§ **TO BE DONE**
Below is a set of records; restate each one word for word.

§ **Items from a figure collection**

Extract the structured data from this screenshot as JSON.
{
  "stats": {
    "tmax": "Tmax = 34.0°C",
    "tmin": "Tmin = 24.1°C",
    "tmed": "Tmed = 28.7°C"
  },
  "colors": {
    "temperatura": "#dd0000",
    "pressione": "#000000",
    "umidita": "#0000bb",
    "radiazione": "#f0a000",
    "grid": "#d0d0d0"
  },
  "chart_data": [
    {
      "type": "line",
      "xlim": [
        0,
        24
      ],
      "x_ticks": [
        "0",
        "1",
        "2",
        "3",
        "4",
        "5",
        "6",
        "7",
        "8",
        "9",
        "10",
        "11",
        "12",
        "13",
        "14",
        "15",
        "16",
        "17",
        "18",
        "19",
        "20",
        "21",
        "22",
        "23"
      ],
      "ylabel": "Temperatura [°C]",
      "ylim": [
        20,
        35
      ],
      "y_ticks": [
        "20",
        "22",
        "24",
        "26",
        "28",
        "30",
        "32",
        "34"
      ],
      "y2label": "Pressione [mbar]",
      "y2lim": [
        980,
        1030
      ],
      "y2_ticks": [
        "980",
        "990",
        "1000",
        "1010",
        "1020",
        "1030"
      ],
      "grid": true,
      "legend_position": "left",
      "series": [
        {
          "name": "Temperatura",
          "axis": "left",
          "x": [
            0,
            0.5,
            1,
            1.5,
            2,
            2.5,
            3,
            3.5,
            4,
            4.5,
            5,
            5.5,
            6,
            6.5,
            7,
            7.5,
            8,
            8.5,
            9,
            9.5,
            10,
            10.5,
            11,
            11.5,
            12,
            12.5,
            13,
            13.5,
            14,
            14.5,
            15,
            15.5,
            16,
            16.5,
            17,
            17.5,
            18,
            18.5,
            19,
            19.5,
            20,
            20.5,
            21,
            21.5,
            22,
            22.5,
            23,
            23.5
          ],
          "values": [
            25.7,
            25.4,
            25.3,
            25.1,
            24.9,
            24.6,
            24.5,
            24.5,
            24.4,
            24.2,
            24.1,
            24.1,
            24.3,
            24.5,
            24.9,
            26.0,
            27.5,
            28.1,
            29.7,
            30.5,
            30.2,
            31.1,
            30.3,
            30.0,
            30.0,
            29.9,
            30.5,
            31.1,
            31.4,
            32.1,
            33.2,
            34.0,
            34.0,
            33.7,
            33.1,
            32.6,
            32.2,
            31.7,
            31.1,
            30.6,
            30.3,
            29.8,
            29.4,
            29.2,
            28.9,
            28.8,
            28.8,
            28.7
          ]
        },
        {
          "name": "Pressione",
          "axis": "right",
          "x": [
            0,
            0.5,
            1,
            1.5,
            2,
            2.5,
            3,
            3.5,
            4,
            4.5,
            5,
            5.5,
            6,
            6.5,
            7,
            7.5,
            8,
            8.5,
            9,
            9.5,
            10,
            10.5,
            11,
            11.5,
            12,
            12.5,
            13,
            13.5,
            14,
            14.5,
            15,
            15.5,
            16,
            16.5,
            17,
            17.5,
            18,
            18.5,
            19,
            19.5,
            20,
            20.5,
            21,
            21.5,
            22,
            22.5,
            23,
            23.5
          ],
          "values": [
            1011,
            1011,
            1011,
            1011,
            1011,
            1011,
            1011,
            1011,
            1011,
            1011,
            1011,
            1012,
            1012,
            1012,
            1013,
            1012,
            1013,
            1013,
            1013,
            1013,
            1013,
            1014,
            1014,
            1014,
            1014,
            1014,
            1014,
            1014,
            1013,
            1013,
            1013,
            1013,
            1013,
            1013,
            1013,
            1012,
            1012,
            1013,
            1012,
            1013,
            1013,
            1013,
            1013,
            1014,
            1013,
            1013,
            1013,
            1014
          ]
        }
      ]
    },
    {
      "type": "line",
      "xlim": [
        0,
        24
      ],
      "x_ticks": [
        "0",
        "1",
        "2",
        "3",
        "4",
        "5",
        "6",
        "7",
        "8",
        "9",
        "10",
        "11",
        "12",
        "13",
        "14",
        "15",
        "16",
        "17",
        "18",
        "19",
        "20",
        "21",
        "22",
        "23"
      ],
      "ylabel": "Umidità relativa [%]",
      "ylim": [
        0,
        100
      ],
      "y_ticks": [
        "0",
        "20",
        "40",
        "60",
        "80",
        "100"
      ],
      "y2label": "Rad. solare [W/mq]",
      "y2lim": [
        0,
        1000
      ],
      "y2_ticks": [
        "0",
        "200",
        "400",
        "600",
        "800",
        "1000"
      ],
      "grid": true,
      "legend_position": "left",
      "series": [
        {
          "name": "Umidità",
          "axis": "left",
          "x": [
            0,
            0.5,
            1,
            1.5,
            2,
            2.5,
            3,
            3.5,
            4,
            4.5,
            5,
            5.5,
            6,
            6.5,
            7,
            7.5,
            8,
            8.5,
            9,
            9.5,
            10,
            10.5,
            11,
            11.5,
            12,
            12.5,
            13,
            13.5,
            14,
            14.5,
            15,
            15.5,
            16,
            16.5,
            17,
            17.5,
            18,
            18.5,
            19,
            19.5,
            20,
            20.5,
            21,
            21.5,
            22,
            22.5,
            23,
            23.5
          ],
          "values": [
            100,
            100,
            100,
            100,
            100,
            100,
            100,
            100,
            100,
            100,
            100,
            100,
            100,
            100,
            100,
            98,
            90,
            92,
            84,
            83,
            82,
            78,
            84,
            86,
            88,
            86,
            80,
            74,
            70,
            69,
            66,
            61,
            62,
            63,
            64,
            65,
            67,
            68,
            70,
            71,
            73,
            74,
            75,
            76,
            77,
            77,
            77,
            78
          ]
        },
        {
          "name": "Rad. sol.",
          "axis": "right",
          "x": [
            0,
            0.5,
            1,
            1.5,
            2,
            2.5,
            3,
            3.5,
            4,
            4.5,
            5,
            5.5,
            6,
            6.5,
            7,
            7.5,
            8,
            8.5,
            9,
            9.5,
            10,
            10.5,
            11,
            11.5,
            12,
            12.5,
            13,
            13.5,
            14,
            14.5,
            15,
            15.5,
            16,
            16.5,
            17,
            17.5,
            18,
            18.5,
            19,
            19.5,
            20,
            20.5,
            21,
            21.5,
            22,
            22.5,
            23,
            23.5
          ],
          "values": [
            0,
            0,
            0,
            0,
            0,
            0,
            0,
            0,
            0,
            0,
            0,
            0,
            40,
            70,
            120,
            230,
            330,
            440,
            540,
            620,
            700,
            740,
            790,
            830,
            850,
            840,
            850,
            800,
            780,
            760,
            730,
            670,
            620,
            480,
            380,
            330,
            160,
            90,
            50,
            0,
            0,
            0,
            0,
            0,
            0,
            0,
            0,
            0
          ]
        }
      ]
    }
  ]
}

§ **FULL OUTPUT**
Extract the structured data from this screenshot as JSON.
{
  "stats": {
    "tmax": "Tmax = 34.0°C",
    "tmin": "Tmin = 24.1°C",
    "tmed": "Tmed = 28.7°C"
  },
  "colors": {
    "temperatura": "#dd0000",
    "pressione": "#000000",
    "umidita": "#0000bb",
    "radiazione": "#f0a000",
    "grid": "#d0d0d0"
  },
  "chart_data": [
    {
      "type": "line",
      "xlim": [
        0,
        24
      ],
      "x_ticks": [
        "0",
        "1",
        "2",
        "3",
        "4",
        "5",
        "6",
        "7",
        "8",
        "9",
        "10",
        "11",
        "12",
        "13",
        "14",
        "15",
        "16",
        "17",
        "18",
        "19",
        "20",
        "21",
        "22",
        "23"
      ],
      "ylabel": "Temperatura [°C]",
      "ylim": [
        20,
        35
      ],
      "y_ticks": [
        "20",
        "22",
        "24",
        "26",
        "28",
        "30",
        "32",
        "34"
      ],
      "y2label": "Pressione [mbar]",
      "y2lim": [
        980,
        1030
      ],
      "y2_ticks": [
        "980",
        "990",
        "1000",
        "1010",
        "1020",
        "1030"
      ],
      "grid": true,
      "legend_position": "left",
      "series": [
        {
          "name": "Temperatura",
          "axis": "left",
          "x": [
            0,
            0.5,
            1,
            1.5,
            2,
            2.5,
            3,
            3.5,
            4,
            4.5,
            5,
            5.5,
            6,
            6.5,
            7,
            7.5,
            8,
            8.5,
            9,
            9.5,
            10,
            10.5,
            11,
            11.5,
            12,
            12.5,
            13,
            13.5,
            14,
            14.5,
            15,
            15.5,
            16,
            16.5,
            17,
            17.5,
            18,
            18.5,
            19,
            19.5,
            20,
            20.5,
            21,
            21.5,
            22,
            22.5,
            23,
            23.5
          ],
          "values": [
            25.7,
            25.4,
            25.3,
            25.1,
            24.9,
            24.6,
            24.5,
            24.5,
            24.4,
            24.2,
            24.1,
            24.1,
            24.3,
            24.5,
            24.9,
            26.0,
            27.5,
            28.1,
            29.7,
            30.5,
            30.2,
            31.1,
            30.3,
            30.0,
            30.0,
            29.9,
            30.5,
            31.1,
            31.4,
            32.1,
            33.2,
            34.0,
            34.0,
            33.7,
            33.1,
            32.6,
            32.2,
            31.7,
            31.1,
            30.6,
            30.3,
            29.8,
            29.4,
            29.2,
            28.9,
            28.8,
            28.8,
            28.7
          ]
        },
        {
          "name": "Pressione",
          "axis": "right",
          "x": [
            0,
            0.5,
            1,
            1.5,
            2,
            2.5,
            3,
            3.5,
            4,
            4.5,
            5,
            5.5,
            6,
            6.5,
            7,
            7.5,
            8,
            8.5,
            9,
            9.5,
            10,
            10.5,
            11,
            11.5,
            12,
            12.5,
            13,
            13.5,
            14,
            14.5,
            15,
            15.5,
            16,
            16.5,
            17,
            17.5,
            18,
            18.5,
            19,
            19.5,
            20,
            20.5,
            21,
            21.5,
            22,
            22.5,
            23,
            23.5
          ],
          "values": [
            1011,
            1011,
            1011,
            1011,
            1011,
            1011,
            1011,
            1011,
            1011,
            1011,
            1011,
            1012,
            1012,
            1012,
            1013,
            1012,
            1013,
            1013,
            1013,
            1013,
            1013,
            1014,
            1014,
            1014,
            1014,
            1014,
            1014,
            1014,
            1013,
            1013,
            1013,
            1013,
            1013,
            1013,
            1013,
            1012,
            1012,
            1013,
            1012,
            1013,
            1013,
            1013,
            1013,
            1014,
            1013,
            1013,
            1013,
            1014
          ]
        }
      ]
    },
    {
      "type": "line",
      "xlim": [
        0,
        24
      ],
      "x_ticks": [
        "0",
        "1",
        "2",
        "3",
        "4",
        "5",
        "6",
        "7",
        "8",
        "9",
        "10",
        "11",
        "12",
        "13",
        "14",
        "15",
        "16",
        "17",
        "18",
        "19",
        "20",
        "21",
        "22",
        "23"
      ],
      "ylabel": "Umidità relativa [%]",
      "ylim": [
        0,
        100
      ],
      "y_ticks": [
        "0",
        "20",
        "40",
        "60",
        "80",
        "100"
      ],
      "y2label": "Rad. solare [W/mq]",
      "y2lim": [
        0,
        1000
      ],
      "y2_ticks": [
        "0",
        "200",
        "400",
        "600",
        "800",
        "1000"
      ],
      "grid": true,
      "legend_position": "left",
      "series": [
        {
          "name": "Umidità",
          "axis": "left",
          "x": [
            0,
            0.5,
            1,
            1.5,
            2,
            2.5,
            3,
            3.5,
            4,
            4.5,
            5,
            5.5,
            6,
            6.5,
            7,
            7.5,
            8,
            8.5,
            9,
            9.5,
            10,
            10.5,
            11,
            11.5,
            12,
            12.5,
            13,
            13.5,
            14,
            14.5,
            15,
            15.5,
            16,
            16.5,
            17,
            17.5,
            18,
            18.5,
            19,
            19.5,
            20,
            20.5,
            21,
            21.5,
            22,
            22.5,
            23,
            23.5
          ],
          "values": [
            100,
            100,
            100,
            100,
            100,
            100,
            100,
            100,
            100,
            100,
            100,
            100,
            100,
            100,
            100,
            98,
            90,
            92,
            84,
            83,
            82,
            78,
            84,
            86,
            88,
            86,
            80,
            74,
            70,
            69,
            66,
            61,
            62,
            63,
            64,
            65,
            67,
            68,
            70,
            71,
            73,
            74,
            75,
            76,
            77,
            77,
            77,
            78
          ]
        },
        {
          "name": "Rad. sol.",
          "axis": "right",
          "x": [
            0,
            0.5,
            1,
            1.5,
            2,
            2.5,
            3,
            3.5,
            4,
            4.5,
            5,
            5.5,
            6,
            6.5,
            7,
            7.5,
            8,
            8.5,
            9,
            9.5,
            10,
            10.5,
            11,
            11.5,
            12,
            12.5,
            13,
            13.5,
            14,
            14.5,
            15,
            15.5,
            16,
            16.5,
            17,
            17.5,
            18,
            18.5,
            19,
            19.5,
            20,
            20.5,
            21,
            21.5,
            22,
            22.5,
            23,
            23.5
          ],
          "values": [
            0,
            0,
            0,
            0,
            0,
            0,
            0,
            0,
            0,
            0,
            0,
            0,
            40,
            70,
            120,
            230,
            330,
            440,
            540,
            620,
            700,
            740,
            790,
            830,
            850,
            840,
            850,
            800,
            780,
            760,
            730,
            670,
            620,
            480,
            380,
            330,
            160,
            90,
            50,
            0,
            0,
            0,
            0,
            0,
            0,
            0,
            0,
            0
          ]
        }
      ]
    }
  ]
}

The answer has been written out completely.